Stored dataset items =
— START —
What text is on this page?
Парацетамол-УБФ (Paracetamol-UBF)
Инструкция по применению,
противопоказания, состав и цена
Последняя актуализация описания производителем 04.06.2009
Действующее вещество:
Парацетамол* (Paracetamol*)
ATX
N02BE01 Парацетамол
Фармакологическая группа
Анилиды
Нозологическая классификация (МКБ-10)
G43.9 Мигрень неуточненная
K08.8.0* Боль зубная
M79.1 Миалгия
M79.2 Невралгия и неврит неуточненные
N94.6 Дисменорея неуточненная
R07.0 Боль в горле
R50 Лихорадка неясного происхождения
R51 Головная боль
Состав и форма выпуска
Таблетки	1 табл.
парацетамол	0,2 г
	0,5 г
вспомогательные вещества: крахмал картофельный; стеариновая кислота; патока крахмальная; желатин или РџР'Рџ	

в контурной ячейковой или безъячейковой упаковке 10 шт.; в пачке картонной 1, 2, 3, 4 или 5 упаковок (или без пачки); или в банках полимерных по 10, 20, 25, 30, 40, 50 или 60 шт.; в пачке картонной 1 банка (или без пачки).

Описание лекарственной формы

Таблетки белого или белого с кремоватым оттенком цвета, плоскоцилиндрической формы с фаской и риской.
— END —
Problem to work on =
Find every line that holds "Paracetamol" and copy it.

Solution =
Парацетамол-УБФ (Paracetamol-UBF)
Парацетамол* (Paracetamol*)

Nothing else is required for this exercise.